> [Objective] Using the listing below, report all lines holding the word "cause".

_ _ _ _

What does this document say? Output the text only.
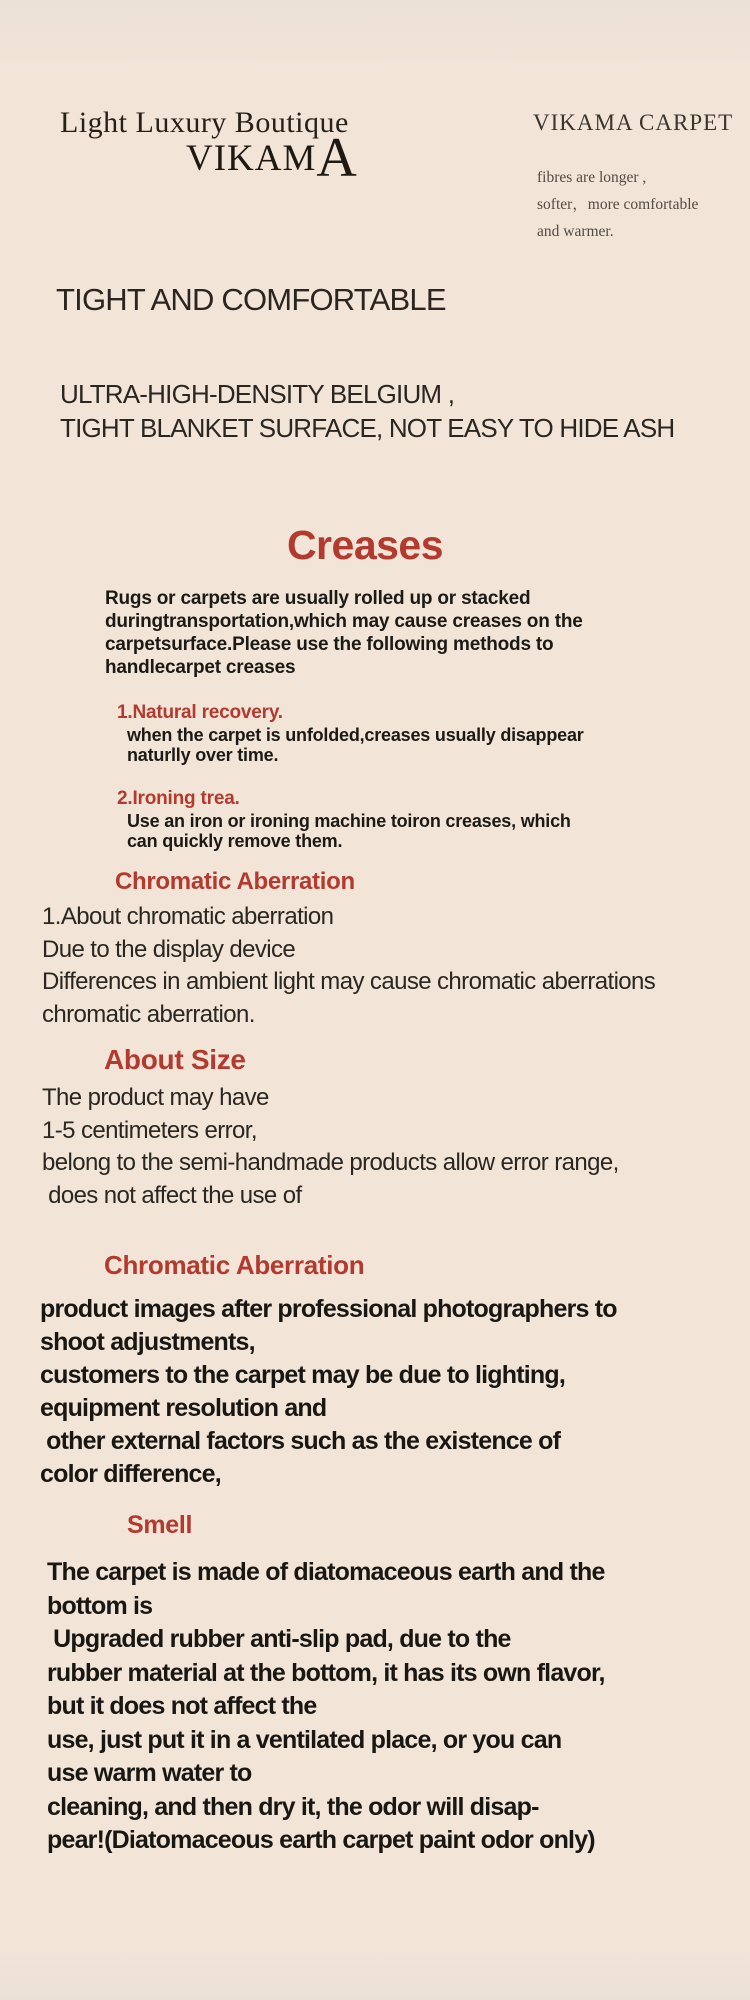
Light Luxury Boutique
VIKAMA
VIKAMA CARPET
fibres are longer ,
softer，more comfortable
and warmer.
TIGHT AND COMFORTABLE
ULTRA-HIGH-DENSITY BELGIUM ,
TIGHT BLANKET SURFACE, NOT EASY TO HIDE ASH
Creases
Rugs or carpets are usually rolled up or stacked
duringtransportation,which may cause creases on the
carpetsurface.Please use the following methods to
handlecarpet creases
1.Natural recovery.
when the carpet is unfolded,creases usually disappear
naturlly over time.
2.Ironing trea.
Use an iron or ironing machine toiron creases, which
can quickly remove them.
Chromatic Aberration
1.About chromatic aberration
Due to the display device
Differences in ambient light may cause chromatic aberrations
chromatic aberration.
About Size
The product may have
1-5 centimeters error,
belong to the semi-handmade products allow error range,
does not affect the use of
Chromatic Aberration
product images after professional photographers to
shoot adjustments,
customers to the carpet may be due to lighting,
equipment resolution and
other external factors such as the existence of
color difference,
Smell
The carpet is made of diatomaceous earth and the
bottom is
Upgraded rubber anti-slip pad, due to the
rubber material at the bottom, it has its own flavor,
but it does not affect the
use, just put it in a ventilated place, or you can
use warm water to
cleaning, and then dry it, the odor will disap-
pear!(Diatomaceous earth carpet paint odor only)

_ _ _ _

> [Correct result]
duringtransportation,which may cause creases on the
Differences in ambient light may cause chromatic aberrations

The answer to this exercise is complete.